Aim of the exercise:
Are you able to quote each entry exactly as written?

Data listing:
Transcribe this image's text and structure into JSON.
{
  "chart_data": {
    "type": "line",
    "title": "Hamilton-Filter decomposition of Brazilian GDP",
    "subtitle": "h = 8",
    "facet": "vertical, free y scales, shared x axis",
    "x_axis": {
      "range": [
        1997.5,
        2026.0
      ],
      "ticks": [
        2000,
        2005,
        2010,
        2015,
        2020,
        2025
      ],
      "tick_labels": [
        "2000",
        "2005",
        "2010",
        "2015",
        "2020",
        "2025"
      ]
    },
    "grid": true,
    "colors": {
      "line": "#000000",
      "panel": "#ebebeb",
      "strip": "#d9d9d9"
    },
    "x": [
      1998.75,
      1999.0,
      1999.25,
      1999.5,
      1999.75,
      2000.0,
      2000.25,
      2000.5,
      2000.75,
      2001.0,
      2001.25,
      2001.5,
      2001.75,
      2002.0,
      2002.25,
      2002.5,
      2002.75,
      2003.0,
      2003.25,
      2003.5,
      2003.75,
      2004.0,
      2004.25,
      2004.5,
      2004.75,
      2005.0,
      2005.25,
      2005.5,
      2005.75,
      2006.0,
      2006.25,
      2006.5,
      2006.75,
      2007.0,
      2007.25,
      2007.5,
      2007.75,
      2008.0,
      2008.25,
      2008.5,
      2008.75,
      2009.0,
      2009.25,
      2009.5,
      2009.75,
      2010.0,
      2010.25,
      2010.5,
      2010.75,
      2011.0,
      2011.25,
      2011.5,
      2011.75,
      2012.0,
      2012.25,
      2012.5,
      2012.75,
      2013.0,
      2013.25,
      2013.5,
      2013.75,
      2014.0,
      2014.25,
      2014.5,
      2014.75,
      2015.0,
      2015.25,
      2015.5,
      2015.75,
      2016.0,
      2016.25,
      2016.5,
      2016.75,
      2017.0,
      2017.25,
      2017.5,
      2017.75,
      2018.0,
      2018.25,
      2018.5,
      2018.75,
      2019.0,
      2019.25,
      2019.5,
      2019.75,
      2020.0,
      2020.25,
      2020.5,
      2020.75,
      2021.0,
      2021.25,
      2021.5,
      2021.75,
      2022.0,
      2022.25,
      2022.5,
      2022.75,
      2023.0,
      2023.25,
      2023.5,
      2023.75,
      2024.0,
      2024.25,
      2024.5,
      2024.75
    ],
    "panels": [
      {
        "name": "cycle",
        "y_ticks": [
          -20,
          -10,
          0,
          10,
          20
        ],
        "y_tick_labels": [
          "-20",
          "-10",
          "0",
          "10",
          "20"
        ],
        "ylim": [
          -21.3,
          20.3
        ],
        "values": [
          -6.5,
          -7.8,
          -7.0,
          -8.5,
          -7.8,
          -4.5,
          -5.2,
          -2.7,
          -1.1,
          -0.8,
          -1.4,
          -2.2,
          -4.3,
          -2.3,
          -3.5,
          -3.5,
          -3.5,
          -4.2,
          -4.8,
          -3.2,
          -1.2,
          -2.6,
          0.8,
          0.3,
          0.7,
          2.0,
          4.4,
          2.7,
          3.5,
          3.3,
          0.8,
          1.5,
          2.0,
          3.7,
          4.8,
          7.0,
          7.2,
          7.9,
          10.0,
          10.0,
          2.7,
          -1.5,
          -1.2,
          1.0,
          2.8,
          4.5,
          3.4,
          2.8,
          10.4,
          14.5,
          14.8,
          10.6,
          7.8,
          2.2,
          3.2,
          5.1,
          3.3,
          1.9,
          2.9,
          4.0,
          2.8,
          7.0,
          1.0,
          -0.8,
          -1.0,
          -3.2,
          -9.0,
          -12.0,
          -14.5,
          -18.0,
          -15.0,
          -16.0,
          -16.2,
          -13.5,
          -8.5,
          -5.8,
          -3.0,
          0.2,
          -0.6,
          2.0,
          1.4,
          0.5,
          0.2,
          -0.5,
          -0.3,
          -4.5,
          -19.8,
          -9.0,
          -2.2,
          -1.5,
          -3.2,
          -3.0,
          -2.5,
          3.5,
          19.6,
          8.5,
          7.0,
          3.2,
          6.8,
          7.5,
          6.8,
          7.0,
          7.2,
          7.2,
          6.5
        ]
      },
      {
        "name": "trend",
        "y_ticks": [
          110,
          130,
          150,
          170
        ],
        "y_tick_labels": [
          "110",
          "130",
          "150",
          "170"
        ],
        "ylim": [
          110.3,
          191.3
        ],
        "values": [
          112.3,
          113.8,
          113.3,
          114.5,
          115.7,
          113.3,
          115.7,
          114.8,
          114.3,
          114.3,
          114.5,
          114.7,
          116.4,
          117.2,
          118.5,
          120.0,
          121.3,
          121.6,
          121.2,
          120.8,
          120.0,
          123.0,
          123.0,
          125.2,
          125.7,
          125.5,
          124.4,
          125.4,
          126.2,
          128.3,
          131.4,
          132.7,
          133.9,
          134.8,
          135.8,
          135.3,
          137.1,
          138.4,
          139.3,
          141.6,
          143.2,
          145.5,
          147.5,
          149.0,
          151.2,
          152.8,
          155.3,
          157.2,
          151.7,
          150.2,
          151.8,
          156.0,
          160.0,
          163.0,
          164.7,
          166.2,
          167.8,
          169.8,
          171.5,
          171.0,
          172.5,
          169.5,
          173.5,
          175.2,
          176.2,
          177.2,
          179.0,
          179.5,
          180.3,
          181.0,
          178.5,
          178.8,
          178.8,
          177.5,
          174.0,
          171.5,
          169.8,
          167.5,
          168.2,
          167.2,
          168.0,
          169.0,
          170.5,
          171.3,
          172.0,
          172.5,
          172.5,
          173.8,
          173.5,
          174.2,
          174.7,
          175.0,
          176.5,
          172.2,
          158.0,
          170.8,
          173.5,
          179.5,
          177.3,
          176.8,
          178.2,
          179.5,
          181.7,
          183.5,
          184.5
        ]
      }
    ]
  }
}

Solution to the exercise:
Transcribe this image's text and structure into JSON.
{
  "chart_data": {
    "type": "line",
    "title": "Hamilton-Filter decomposition of Brazilian GDP",
    "subtitle": "h = 8",
    "facet": "vertical, free y scales, shared x axis",
    "x_axis": {
      "range": [
        1997.5,
        2026.0
      ],
      "ticks": [
        2000,
        2005,
        2010,
        2015,
        2020,
        2025
      ],
      "tick_labels": [
        "2000",
        "2005",
        "2010",
        "2015",
        "2020",
        "2025"
      ]
    },
    "grid": true,
    "colors": {
      "line": "#000000",
      "panel": "#ebebeb",
      "strip": "#d9d9d9"
    },
    "x": [
      1998.75,
      1999.0,
      1999.25,
      1999.5,
      1999.75,
      2000.0,
      2000.25,
      2000.5,
      2000.75,
      2001.0,
      2001.25,
      2001.5,
      2001.75,
      2002.0,
      2002.25,
      2002.5,
      2002.75,
      2003.0,
      2003.25,
      2003.5,
      2003.75,
      2004.0,
      2004.25,
      2004.5,
      2004.75,
      2005.0,
      2005.25,
      2005.5,
      2005.75,
      2006.0,
      2006.25,
      2006.5,
      2006.75,
      2007.0,
      2007.25,
      2007.5,
      2007.75,
      2008.0,
      2008.25,
      2008.5,
      2008.75,
      2009.0,
      2009.25,
      2009.5,
      2009.75,
      2010.0,
      2010.25,
      2010.5,
      2010.75,
      2011.0,
      2011.25,
      2011.5,
      2011.75,
      2012.0,
      2012.25,
      2012.5,
      2012.75,
      2013.0,
      2013.25,
      2013.5,
      2013.75,
      2014.0,
      2014.25,
      2014.5,
      2014.75,
      2015.0,
      2015.25,
      2015.5,
      2015.75,
      2016.0,
      2016.25,
      2016.5,
      2016.75,
      2017.0,
      2017.25,
      2017.5,
      2017.75,
      2018.0,
      2018.25,
      2018.5,
      2018.75,
      2019.0,
      2019.25,
      2019.5,
      2019.75,
      2020.0,
      2020.25,
      2020.5,
      2020.75,
      2021.0,
      2021.25,
      2021.5,
      2021.75,
      2022.0,
      2022.25,
      2022.5,
      2022.75,
      2023.0,
      2023.25,
      2023.5,
      2023.75,
      2024.0,
      2024.25,
      2024.5,
      2024.75
    ],
    "panels": [
      {
        "name": "cycle",
        "y_ticks": [
          -20,
          -10,
          0,
          10,
          20
        ],
        "y_tick_labels": [
          "-20",
          "-10",
          "0",
          "10",
          "20"
        ],
        "ylim": [
          -21.3,
          20.3
        ],
        "values": [
          -6.5,
          -7.8,
          -7.0,
          -8.5,
          -7.8,
          -4.5,
          -5.2,
          -2.7,
          -1.1,
          -0.8,
          -1.4,
          -2.2,
          -4.3,
          -2.3,
          -3.5,
          -3.5,
          -3.5,
          -4.2,
          -4.8,
          -3.2,
          -1.2,
          -2.6,
          0.8,
          0.3,
          0.7,
          2.0,
          4.4,
          2.7,
          3.5,
          3.3,
          0.8,
          1.5,
          2.0,
          3.7,
          4.8,
          7.0,
          7.2,
          7.9,
          10.0,
          10.0,
          2.7,
          -1.5,
          -1.2,
          1.0,
          2.8,
          4.5,
          3.4,
          2.8,
          10.4,
          14.5,
          14.8,
          10.6,
          7.8,
          2.2,
          3.2,
          5.1,
          3.3,
          1.9,
          2.9,
          4.0,
          2.8,
          7.0,
          1.0,
          -0.8,
          -1.0,
          -3.2,
          -9.0,
          -12.0,
          -14.5,
          -18.0,
          -15.0,
          -16.0,
          -16.2,
          -13.5,
          -8.5,
          -5.8,
          -3.0,
          0.2,
          -0.6,
          2.0,
          1.4,
          0.5,
          0.2,
          -0.5,
          -0.3,
          -4.5,
          -19.8,
          -9.0,
          -2.2,
          -1.5,
          -3.2,
          -3.0,
          -2.5,
          3.5,
          19.6,
          8.5,
          7.0,
          3.2,
          6.8,
          7.5,
          6.8,
          7.0,
          7.2,
          7.2,
          6.5
        ]
      },
      {
        "name": "trend",
        "y_ticks": [
          110,
          130,
          150,
          170
        ],
        "y_tick_labels": [
          "110",
          "130",
          "150",
          "170"
        ],
        "ylim": [
          110.3,
          191.3
        ],
        "values": [
          112.3,
          113.8,
          113.3,
          114.5,
          115.7,
          113.3,
          115.7,
          114.8,
          114.3,
          114.3,
          114.5,
          114.7,
          116.4,
          117.2,
          118.5,
          120.0,
          121.3,
          121.6,
          121.2,
          120.8,
          120.0,
          123.0,
          123.0,
          125.2,
          125.7,
          125.5,
          124.4,
          125.4,
          126.2,
          128.3,
          131.4,
          132.7,
          133.9,
          134.8,
          135.8,
          135.3,
          137.1,
          138.4,
          139.3,
          141.6,
          143.2,
          145.5,
          147.5,
          149.0,
          151.2,
          152.8,
          155.3,
          157.2,
          151.7,
          150.2,
          151.8,
          156.0,
          160.0,
          163.0,
          164.7,
          166.2,
          167.8,
          169.8,
          171.5,
          171.0,
          172.5,
          169.5,
          173.5,
          175.2,
          176.2,
          177.2,
          179.0,
          179.5,
          180.3,
          181.0,
          178.5,
          178.8,
          178.8,
          177.5,
          174.0,
          171.5,
          169.8,
          167.5,
          168.2,
          167.2,
          168.0,
          169.0,
          170.5,
          171.3,
          172.0,
          172.5,
          172.5,
          173.8,
          173.5,
          174.2,
          174.7,
          175.0,
          176.5,
          172.2,
          158.0,
          170.8,
          173.5,
          179.5,
          177.3,
          176.8,
          178.2,
          179.5,
          181.7,
          183.5,
          184.5
        ]
      }
    ]
  }
}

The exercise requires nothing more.